■ Problem details: Print, exactly and completely, every entry in the data.

■ Data to use:
■ ■ ■ ■
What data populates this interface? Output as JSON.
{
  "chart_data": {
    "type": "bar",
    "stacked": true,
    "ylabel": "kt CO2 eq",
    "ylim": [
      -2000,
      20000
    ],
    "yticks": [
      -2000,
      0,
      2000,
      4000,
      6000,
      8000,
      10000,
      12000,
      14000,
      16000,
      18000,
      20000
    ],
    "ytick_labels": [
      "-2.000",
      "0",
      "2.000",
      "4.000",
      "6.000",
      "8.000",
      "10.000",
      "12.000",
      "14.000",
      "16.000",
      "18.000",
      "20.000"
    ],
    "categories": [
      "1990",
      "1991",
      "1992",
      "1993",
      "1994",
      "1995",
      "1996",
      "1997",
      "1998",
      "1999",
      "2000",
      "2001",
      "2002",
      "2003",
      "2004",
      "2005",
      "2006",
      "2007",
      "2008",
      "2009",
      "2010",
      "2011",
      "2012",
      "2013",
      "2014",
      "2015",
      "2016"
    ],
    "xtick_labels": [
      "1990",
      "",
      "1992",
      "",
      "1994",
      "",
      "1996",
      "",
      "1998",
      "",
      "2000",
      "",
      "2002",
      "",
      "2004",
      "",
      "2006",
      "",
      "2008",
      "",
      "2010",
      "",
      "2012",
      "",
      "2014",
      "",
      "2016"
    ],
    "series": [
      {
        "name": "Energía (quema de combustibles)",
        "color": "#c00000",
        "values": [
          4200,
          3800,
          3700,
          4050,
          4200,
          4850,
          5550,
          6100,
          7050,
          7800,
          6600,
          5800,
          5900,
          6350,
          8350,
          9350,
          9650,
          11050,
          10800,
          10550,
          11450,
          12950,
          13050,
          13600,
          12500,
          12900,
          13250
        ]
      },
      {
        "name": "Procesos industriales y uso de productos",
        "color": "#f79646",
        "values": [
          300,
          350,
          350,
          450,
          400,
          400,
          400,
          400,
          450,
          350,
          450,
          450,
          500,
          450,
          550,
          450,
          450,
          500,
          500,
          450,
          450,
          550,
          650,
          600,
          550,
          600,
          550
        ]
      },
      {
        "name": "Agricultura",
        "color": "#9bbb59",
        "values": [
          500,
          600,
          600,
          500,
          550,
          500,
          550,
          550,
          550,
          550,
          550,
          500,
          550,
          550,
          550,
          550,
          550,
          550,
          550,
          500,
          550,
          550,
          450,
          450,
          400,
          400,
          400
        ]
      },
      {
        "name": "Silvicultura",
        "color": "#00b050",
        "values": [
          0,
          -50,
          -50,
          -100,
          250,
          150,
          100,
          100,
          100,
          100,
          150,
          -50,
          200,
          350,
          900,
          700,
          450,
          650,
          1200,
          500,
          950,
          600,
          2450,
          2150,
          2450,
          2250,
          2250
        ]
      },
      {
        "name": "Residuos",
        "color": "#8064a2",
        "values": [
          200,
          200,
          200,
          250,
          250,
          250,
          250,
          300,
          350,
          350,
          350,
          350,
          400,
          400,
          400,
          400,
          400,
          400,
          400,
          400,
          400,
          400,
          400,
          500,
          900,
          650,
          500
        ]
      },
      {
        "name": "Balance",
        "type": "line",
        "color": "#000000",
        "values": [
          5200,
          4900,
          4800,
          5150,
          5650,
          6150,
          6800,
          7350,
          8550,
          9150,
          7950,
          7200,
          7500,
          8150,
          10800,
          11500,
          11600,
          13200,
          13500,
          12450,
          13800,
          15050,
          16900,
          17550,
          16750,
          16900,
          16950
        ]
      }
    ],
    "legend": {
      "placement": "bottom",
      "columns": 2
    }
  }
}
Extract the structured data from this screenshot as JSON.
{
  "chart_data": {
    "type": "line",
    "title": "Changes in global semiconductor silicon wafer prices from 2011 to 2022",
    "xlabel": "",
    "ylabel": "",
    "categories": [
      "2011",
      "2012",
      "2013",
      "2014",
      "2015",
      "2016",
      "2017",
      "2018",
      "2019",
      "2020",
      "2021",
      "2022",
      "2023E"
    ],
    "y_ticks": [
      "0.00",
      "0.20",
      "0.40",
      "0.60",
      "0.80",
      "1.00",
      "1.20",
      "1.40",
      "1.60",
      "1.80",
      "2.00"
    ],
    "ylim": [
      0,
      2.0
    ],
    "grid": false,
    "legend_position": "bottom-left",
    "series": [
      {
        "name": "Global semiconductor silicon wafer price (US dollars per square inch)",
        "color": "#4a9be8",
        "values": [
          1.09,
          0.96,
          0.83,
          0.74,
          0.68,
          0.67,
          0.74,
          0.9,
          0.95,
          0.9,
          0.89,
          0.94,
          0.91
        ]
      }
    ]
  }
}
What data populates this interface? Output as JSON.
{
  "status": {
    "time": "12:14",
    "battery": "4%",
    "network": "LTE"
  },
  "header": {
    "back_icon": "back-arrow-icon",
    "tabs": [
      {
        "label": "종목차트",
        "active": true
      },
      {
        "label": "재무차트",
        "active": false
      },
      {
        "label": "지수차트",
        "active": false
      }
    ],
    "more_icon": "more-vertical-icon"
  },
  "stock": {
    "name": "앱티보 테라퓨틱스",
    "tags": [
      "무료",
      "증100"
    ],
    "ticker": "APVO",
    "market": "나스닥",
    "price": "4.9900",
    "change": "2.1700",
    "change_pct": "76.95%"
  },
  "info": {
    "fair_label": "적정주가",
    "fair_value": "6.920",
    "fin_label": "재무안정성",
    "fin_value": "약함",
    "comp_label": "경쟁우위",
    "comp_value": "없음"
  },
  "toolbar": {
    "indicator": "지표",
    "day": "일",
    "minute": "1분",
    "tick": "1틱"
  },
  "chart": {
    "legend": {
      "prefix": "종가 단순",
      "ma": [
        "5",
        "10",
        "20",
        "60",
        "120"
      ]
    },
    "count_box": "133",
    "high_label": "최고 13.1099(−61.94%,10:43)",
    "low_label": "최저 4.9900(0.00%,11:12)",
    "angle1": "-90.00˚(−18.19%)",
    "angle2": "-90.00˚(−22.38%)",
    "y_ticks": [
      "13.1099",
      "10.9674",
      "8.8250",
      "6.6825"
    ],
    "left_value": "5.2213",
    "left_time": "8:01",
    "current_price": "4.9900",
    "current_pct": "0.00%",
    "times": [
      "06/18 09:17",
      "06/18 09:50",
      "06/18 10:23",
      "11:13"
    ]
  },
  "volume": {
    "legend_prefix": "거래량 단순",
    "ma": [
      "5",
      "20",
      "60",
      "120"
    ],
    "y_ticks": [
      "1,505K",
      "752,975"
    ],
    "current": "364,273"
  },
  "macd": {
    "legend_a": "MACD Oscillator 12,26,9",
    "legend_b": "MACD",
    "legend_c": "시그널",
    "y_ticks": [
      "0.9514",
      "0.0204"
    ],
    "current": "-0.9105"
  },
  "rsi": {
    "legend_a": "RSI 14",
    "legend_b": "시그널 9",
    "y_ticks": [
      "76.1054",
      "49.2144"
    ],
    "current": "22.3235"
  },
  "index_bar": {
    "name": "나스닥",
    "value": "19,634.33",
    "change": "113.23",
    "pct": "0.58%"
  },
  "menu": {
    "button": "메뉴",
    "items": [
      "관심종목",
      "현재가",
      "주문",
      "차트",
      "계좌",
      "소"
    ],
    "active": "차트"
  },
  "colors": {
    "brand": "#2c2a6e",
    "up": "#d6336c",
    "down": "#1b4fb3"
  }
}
■ ■ ■ ■
■ Task response:
What data populates this interface? Output as JSON.
{
  "chart_data": {
    "type": "bar",
    "stacked": true,
    "ylabel": "kt CO2 eq",
    "ylim": [
      -2000,
      20000
    ],
    "yticks": [
      -2000,
      0,
      2000,
      4000,
      6000,
      8000,
      10000,
      12000,
      14000,
      16000,
      18000,
      20000
    ],
    "ytick_labels": [
      "-2.000",
      "0",
      "2.000",
      "4.000",
      "6.000",
      "8.000",
      "10.000",
      "12.000",
      "14.000",
      "16.000",
      "18.000",
      "20.000"
    ],
    "categories": [
      "1990",
      "1991",
      "1992",
      "1993",
      "1994",
      "1995",
      "1996",
      "1997",
      "1998",
      "1999",
      "2000",
      "2001",
      "2002",
      "2003",
      "2004",
      "2005",
      "2006",
      "2007",
      "2008",
      "2009",
      "2010",
      "2011",
      "2012",
      "2013",
      "2014",
      "2015",
      "2016"
    ],
    "xtick_labels": [
      "1990",
      "",
      "1992",
      "",
      "1994",
      "",
      "1996",
      "",
      "1998",
      "",
      "2000",
      "",
      "2002",
      "",
      "2004",
      "",
      "2006",
      "",
      "2008",
      "",
      "2010",
      "",
      "2012",
      "",
      "2014",
      "",
      "2016"
    ],
    "series": [
      {
        "name": "Energía (quema de combustibles)",
        "color": "#c00000",
        "values": [
          4200,
          3800,
          3700,
          4050,
          4200,
          4850,
          5550,
          6100,
          7050,
          7800,
          6600,
          5800,
          5900,
          6350,
          8350,
          9350,
          9650,
          11050,
          10800,
          10550,
          11450,
          12950,
          13050,
          13600,
          12500,
          12900,
          13250
        ]
      },
      {
        "name": "Procesos industriales y uso de productos",
        "color": "#f79646",
        "values": [
          300,
          350,
          350,
          450,
          400,
          400,
          400,
          400,
          450,
          350,
          450,
          450,
          500,
          450,
          550,
          450,
          450,
          500,
          500,
          450,
          450,
          550,
          650,
          600,
          550,
          600,
          550
        ]
      },
      {
        "name": "Agricultura",
        "color": "#9bbb59",
        "values": [
          500,
          600,
          600,
          500,
          550,
          500,
          550,
          550,
          550,
          550,
          550,
          500,
          550,
          550,
          550,
          550,
          550,
          550,
          550,
          500,
          550,
          550,
          450,
          450,
          400,
          400,
          400
        ]
      },
      {
        "name": "Silvicultura",
        "color": "#00b050",
        "values": [
          0,
          -50,
          -50,
          -100,
          250,
          150,
          100,
          100,
          100,
          100,
          150,
          -50,
          200,
          350,
          900,
          700,
          450,
          650,
          1200,
          500,
          950,
          600,
          2450,
          2150,
          2450,
          2250,
          2250
        ]
      },
      {
        "name": "Residuos",
        "color": "#8064a2",
        "values": [
          200,
          200,
          200,
          250,
          250,
          250,
          250,
          300,
          350,
          350,
          350,
          350,
          400,
          400,
          400,
          400,
          400,
          400,
          400,
          400,
          400,
          400,
          400,
          500,
          900,
          650,
          500
        ]
      },
      {
        "name": "Balance",
        "type": "line",
        "color": "#000000",
        "values": [
          5200,
          4900,
          4800,
          5150,
          5650,
          6150,
          6800,
          7350,
          8550,
          9150,
          7950,
          7200,
          7500,
          8150,
          10800,
          11500,
          11600,
          13200,
          13500,
          12450,
          13800,
          15050,
          16900,
          17550,
          16750,
          16900,
          16950
        ]
      }
    ],
    "legend": {
      "placement": "bottom",
      "columns": 2
    }
  }
}
Extract the structured data from this screenshot as JSON.
{
  "chart_data": {
    "type": "line",
    "title": "Changes in global semiconductor silicon wafer prices from 2011 to 2022",
    "xlabel": "",
    "ylabel": "",
    "categories": [
      "2011",
      "2012",
      "2013",
      "2014",
      "2015",
      "2016",
      "2017",
      "2018",
      "2019",
      "2020",
      "2021",
      "2022",
      "2023E"
    ],
    "y_ticks": [
      "0.00",
      "0.20",
      "0.40",
      "0.60",
      "0.80",
      "1.00",
      "1.20",
      "1.40",
      "1.60",
      "1.80",
      "2.00"
    ],
    "ylim": [
      0,
      2.0
    ],
    "grid": false,
    "legend_position": "bottom-left",
    "series": [
      {
        "name": "Global semiconductor silicon wafer price (US dollars per square inch)",
        "color": "#4a9be8",
        "values": [
          1.09,
          0.96,
          0.83,
          0.74,
          0.68,
          0.67,
          0.74,
          0.9,
          0.95,
          0.9,
          0.89,
          0.94,
          0.91
        ]
      }
    ]
  }
}
What data populates this interface? Output as JSON.
{
  "status": {
    "time": "12:14",
    "battery": "4%",
    "network": "LTE"
  },
  "header": {
    "back_icon": "back-arrow-icon",
    "tabs": [
      {
        "label": "종목차트",
        "active": true
      },
      {
        "label": "재무차트",
        "active": false
      },
      {
        "label": "지수차트",
        "active": false
      }
    ],
    "more_icon": "more-vertical-icon"
  },
  "stock": {
    "name": "앱티보 테라퓨틱스",
    "tags": [
      "무료",
      "증100"
    ],
    "ticker": "APVO",
    "market": "나스닥",
    "price": "4.9900",
    "change": "2.1700",
    "change_pct": "76.95%"
  },
  "info": {
    "fair_label": "적정주가",
    "fair_value": "6.920",
    "fin_label": "재무안정성",
    "fin_value": "약함",
    "comp_label": "경쟁우위",
    "comp_value": "없음"
  },
  "toolbar": {
    "indicator": "지표",
    "day": "일",
    "minute": "1분",
    "tick": "1틱"
  },
  "chart": {
    "legend": {
      "prefix": "종가 단순",
      "ma": [
        "5",
        "10",
        "20",
        "60",
        "120"
      ]
    },
    "count_box": "133",
    "high_label": "최고 13.1099(−61.94%,10:43)",
    "low_label": "최저 4.9900(0.00%,11:12)",
    "angle1": "-90.00˚(−18.19%)",
    "angle2": "-90.00˚(−22.38%)",
    "y_ticks": [
      "13.1099",
      "10.9674",
      "8.8250",
      "6.6825"
    ],
    "left_value": "5.2213",
    "left_time": "8:01",
    "current_price": "4.9900",
    "current_pct": "0.00%",
    "times": [
      "06/18 09:17",
      "06/18 09:50",
      "06/18 10:23",
      "11:13"
    ]
  },
  "volume": {
    "legend_prefix": "거래량 단순",
    "ma": [
      "5",
      "20",
      "60",
      "120"
    ],
    "y_ticks": [
      "1,505K",
      "752,975"
    ],
    "current": "364,273"
  },
  "macd": {
    "legend_a": "MACD Oscillator 12,26,9",
    "legend_b": "MACD",
    "legend_c": "시그널",
    "y_ticks": [
      "0.9514",
      "0.0204"
    ],
    "current": "-0.9105"
  },
  "rsi": {
    "legend_a": "RSI 14",
    "legend_b": "시그널 9",
    "y_ticks": [
      "76.1054",
      "49.2144"
    ],
    "current": "22.3235"
  },
  "index_bar": {
    "name": "나스닥",
    "value": "19,634.33",
    "change": "113.23",
    "pct": "0.58%"
  },
  "menu": {
    "button": "메뉴",
    "items": [
      "관심종목",
      "현재가",
      "주문",
      "차트",
      "계좌",
      "소"
    ],
    "active": "차트"
  },
  "colors": {
    "brand": "#2c2a6e",
    "up": "#d6336c",
    "down": "#1b4fb3"
  }
}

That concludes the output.